--- Stated goal ---
Go through the listing and set it down exactly, leaving out its pictures.

Stored records
▼

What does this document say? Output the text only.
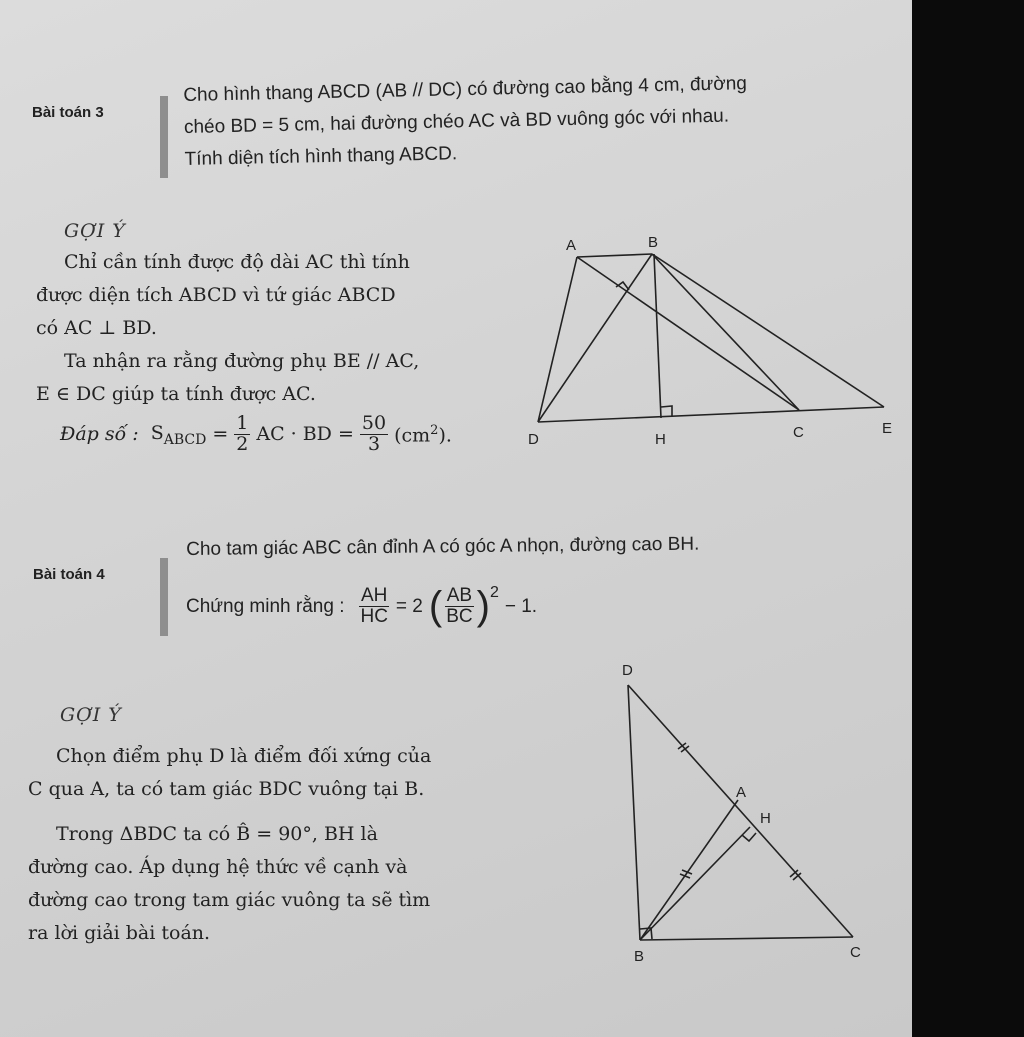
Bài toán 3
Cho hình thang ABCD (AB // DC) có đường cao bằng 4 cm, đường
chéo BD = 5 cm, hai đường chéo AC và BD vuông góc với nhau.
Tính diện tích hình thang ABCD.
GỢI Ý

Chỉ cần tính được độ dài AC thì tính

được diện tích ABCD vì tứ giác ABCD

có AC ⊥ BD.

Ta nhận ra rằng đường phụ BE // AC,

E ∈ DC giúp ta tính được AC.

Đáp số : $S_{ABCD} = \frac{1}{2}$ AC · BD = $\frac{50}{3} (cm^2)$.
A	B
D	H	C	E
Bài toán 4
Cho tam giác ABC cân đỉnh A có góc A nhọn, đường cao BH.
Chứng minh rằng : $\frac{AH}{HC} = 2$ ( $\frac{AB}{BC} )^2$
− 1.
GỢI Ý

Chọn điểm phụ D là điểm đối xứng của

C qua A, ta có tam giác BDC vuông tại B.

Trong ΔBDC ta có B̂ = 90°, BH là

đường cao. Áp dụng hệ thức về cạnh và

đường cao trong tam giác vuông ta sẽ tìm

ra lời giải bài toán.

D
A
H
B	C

▲

--- Response to the task ---
What does this document say? Output the text only.
Bài toán 3
Cho hình thang ABCD (AB // DC) có đường cao bằng 4 cm, đường
chéo BD = 5 cm, hai đường chéo AC và BD vuông góc với nhau.
Tính diện tích hình thang ABCD.
GỢI Ý

Chỉ cần tính được độ dài AC thì tính

được diện tích ABCD vì tứ giác ABCD

có AC ⊥ BD.

Ta nhận ra rằng đường phụ BE // AC,

E ∈ DC giúp ta tính được AC.

Đáp số : $S_{ABCD} = \frac{1}{2}$ AC · BD = $\frac{50}{3} (cm^2)$.
A	B
D	H	C	E
Bài toán 4
Cho tam giác ABC cân đỉnh A có góc A nhọn, đường cao BH.
Chứng minh rằng : $\frac{AH}{HC} = 2$ ( $\frac{AB}{BC} )^2$
− 1.
GỢI Ý

Chọn điểm phụ D là điểm đối xứng của

C qua A, ta có tam giác BDC vuông tại B.

Trong ΔBDC ta có B̂ = 90°, BH là

đường cao. Áp dụng hệ thức về cạnh và

đường cao trong tam giác vuông ta sẽ tìm

ra lời giải bài toán.

D
A
H
B	C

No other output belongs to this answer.